(Element position data)
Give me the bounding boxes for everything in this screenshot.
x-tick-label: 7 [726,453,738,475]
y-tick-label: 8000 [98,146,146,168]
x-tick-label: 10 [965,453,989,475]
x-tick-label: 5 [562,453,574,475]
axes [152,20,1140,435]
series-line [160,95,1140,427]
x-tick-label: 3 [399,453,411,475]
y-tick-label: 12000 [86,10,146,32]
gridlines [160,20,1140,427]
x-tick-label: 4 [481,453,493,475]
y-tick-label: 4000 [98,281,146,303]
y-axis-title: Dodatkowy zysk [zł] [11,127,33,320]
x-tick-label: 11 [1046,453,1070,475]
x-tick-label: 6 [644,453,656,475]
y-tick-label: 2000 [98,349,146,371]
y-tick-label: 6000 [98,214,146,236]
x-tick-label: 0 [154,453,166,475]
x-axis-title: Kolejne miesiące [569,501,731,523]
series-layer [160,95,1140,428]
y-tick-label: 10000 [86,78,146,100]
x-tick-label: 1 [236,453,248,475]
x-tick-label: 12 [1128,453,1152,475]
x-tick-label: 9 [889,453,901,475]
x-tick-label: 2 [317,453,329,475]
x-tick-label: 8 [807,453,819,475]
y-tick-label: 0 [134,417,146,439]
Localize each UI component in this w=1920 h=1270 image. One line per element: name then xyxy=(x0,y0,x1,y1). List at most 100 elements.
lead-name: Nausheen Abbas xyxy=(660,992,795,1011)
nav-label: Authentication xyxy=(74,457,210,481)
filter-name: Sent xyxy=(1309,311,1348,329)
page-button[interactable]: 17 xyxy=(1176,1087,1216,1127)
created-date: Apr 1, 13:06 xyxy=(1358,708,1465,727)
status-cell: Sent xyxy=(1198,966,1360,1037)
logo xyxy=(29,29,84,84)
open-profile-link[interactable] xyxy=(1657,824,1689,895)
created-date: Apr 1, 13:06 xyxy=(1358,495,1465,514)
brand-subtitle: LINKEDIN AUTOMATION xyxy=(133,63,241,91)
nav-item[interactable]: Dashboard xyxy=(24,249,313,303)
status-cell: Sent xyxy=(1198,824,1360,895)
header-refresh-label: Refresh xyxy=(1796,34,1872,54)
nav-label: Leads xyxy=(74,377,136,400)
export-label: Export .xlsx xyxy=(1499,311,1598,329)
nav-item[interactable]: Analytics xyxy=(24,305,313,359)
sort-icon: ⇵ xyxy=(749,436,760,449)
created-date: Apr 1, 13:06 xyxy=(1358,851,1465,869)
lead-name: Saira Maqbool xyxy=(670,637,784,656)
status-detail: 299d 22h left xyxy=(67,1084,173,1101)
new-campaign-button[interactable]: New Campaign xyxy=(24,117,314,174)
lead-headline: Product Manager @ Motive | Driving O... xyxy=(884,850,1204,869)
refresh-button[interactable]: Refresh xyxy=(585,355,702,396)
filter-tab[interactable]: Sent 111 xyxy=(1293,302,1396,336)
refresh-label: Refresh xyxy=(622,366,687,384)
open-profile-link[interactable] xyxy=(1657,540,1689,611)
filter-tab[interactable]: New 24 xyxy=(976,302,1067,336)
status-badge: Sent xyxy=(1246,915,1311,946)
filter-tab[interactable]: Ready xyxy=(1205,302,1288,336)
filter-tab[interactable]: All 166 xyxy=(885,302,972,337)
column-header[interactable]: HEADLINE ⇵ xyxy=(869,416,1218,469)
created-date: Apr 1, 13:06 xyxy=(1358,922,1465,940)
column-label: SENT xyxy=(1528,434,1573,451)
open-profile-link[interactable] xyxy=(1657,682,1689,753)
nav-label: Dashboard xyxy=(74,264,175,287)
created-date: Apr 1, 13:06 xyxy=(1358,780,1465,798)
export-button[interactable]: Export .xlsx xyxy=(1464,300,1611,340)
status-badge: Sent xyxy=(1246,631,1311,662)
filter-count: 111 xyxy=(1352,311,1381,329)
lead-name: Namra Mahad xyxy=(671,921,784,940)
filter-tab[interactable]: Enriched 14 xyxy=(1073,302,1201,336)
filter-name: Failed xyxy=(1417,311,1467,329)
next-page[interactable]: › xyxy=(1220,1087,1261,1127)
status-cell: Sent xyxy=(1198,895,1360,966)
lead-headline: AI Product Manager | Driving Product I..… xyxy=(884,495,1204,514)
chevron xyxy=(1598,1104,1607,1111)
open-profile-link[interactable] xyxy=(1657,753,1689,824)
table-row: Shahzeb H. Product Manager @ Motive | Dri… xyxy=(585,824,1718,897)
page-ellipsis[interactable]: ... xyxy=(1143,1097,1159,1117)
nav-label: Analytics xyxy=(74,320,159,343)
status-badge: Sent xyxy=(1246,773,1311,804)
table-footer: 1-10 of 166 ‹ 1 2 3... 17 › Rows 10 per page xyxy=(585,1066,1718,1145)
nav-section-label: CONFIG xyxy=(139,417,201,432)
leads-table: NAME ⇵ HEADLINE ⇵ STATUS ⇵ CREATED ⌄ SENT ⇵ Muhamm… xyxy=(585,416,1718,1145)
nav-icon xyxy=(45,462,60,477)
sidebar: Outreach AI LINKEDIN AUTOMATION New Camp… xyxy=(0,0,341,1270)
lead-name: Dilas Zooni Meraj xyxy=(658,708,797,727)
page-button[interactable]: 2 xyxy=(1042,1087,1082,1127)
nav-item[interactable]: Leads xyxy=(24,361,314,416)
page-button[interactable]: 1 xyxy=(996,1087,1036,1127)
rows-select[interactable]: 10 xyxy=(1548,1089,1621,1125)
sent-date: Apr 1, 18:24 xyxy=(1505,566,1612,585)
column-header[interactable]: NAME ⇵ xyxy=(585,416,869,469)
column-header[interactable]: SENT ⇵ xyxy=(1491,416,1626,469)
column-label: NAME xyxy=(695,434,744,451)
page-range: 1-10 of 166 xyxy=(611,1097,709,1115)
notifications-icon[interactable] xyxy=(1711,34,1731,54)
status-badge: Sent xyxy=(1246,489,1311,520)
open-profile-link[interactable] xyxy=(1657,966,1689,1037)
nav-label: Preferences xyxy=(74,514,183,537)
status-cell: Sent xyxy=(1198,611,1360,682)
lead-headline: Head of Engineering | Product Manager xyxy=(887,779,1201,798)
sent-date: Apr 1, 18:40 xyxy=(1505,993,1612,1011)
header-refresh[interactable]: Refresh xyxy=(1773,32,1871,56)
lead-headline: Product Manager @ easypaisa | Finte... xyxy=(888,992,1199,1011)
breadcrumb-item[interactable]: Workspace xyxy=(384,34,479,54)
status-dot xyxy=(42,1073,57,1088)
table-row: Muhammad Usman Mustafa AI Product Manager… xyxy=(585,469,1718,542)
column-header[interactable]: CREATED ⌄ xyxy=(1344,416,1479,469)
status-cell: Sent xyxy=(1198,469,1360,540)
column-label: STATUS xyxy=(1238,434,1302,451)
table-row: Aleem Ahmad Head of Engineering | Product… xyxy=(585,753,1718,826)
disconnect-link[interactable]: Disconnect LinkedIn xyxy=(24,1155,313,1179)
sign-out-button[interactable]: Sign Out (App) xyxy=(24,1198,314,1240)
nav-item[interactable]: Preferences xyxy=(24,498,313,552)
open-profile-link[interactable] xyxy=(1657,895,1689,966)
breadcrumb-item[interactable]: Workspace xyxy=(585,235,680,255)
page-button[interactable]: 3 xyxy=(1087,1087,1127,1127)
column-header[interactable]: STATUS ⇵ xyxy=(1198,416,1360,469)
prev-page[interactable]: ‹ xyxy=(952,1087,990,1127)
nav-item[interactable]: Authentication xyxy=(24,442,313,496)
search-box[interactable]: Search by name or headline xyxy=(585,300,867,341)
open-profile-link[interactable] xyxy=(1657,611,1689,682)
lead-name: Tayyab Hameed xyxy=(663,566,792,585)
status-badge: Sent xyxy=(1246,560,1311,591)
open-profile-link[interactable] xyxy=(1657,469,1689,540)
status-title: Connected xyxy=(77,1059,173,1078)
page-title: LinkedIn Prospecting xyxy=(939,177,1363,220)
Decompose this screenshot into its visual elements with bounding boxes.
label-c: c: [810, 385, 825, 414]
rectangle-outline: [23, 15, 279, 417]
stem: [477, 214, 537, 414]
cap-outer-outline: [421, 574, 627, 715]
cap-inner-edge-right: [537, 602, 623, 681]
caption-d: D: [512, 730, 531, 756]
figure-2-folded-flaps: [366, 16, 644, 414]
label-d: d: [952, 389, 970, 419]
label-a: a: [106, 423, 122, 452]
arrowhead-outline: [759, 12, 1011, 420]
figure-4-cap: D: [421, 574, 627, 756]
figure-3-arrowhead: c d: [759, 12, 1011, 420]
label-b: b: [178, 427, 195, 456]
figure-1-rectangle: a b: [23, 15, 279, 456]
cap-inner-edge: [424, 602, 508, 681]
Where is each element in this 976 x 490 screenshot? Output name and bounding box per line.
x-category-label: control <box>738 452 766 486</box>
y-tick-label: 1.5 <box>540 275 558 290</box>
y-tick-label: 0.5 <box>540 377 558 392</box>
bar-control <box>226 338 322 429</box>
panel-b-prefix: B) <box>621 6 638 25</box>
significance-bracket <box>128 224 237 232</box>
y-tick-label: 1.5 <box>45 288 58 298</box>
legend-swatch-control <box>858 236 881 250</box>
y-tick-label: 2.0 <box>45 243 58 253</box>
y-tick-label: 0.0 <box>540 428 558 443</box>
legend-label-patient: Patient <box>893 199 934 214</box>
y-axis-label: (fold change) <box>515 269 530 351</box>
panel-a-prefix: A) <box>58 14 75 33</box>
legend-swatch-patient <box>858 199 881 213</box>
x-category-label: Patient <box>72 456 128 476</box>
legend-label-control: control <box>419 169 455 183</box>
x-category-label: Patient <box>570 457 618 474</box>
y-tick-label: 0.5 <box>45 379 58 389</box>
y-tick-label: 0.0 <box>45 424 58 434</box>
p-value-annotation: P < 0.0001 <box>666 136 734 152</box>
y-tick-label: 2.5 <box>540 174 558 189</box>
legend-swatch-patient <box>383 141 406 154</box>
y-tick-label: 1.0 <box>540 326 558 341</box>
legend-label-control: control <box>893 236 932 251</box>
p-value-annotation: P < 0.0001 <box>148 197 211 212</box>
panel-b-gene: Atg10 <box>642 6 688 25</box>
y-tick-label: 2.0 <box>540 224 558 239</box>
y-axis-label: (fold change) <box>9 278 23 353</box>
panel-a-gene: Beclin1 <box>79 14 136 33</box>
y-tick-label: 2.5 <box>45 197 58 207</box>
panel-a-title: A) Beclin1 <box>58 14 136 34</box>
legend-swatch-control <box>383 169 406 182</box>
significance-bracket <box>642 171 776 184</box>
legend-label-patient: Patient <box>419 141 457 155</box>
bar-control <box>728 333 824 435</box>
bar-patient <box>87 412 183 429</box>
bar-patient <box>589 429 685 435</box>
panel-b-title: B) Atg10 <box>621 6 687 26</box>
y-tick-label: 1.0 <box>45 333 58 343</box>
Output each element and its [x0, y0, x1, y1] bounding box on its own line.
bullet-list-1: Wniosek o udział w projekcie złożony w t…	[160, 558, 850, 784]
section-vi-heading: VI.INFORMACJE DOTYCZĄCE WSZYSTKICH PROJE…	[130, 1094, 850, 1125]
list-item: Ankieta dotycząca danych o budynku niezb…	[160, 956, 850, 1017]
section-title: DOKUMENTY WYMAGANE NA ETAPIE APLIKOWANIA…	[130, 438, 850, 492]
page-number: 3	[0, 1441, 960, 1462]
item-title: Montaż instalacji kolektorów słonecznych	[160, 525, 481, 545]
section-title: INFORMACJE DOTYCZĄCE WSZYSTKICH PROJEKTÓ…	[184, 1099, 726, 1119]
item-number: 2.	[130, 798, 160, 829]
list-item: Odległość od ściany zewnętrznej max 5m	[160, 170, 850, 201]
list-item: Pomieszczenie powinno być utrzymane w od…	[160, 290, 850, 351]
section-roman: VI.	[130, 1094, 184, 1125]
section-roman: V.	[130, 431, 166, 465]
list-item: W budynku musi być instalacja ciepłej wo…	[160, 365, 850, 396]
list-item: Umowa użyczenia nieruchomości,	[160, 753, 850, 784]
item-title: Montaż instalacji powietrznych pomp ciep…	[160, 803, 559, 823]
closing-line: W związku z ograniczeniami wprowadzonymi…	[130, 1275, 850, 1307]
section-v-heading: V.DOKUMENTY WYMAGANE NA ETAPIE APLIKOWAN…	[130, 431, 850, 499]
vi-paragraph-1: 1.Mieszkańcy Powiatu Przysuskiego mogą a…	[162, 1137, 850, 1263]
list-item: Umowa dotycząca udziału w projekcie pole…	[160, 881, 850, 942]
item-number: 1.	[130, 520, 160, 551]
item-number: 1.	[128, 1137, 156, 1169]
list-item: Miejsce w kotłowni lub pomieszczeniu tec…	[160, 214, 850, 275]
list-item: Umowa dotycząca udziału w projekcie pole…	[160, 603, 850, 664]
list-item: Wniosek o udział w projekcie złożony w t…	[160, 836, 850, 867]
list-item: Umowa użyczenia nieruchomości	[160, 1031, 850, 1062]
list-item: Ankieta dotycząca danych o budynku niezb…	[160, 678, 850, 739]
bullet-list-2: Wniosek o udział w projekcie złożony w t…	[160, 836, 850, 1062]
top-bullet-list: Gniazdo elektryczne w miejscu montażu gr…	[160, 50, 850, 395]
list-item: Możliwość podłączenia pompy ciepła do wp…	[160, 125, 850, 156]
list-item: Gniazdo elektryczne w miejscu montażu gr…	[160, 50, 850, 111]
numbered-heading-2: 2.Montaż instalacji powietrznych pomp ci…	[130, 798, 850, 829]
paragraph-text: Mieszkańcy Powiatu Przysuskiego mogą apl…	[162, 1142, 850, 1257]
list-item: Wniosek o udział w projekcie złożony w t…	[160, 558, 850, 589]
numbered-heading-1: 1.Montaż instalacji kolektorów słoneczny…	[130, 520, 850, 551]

Exercise goal:
Reproduce the items from the very start down to the line containing "y-axis-title: Dodatkowy zysk", switching every "x-tick-label" to "x-tick-text" and leaving everything else unchanged.

Solution:
Give me the bounding boxes for everything in this screenshot.
x-tick-text: 7 [726,453,738,475]
y-tick-label: 8000 [98,146,146,168]
x-tick-text: 10 [965,453,989,475]
x-tick-text: 5 [562,453,574,475]
axes [152,20,1140,435]
series-line [160,95,1140,427]
x-tick-text: 3 [399,453,411,475]
y-tick-label: 12000 [86,10,146,32]
gridlines [160,20,1140,427]
x-tick-text: 4 [481,453,493,475]
y-tick-label: 4000 [98,281,146,303]
y-axis-title: Dodatkowy zysk [zł] [11,127,33,320]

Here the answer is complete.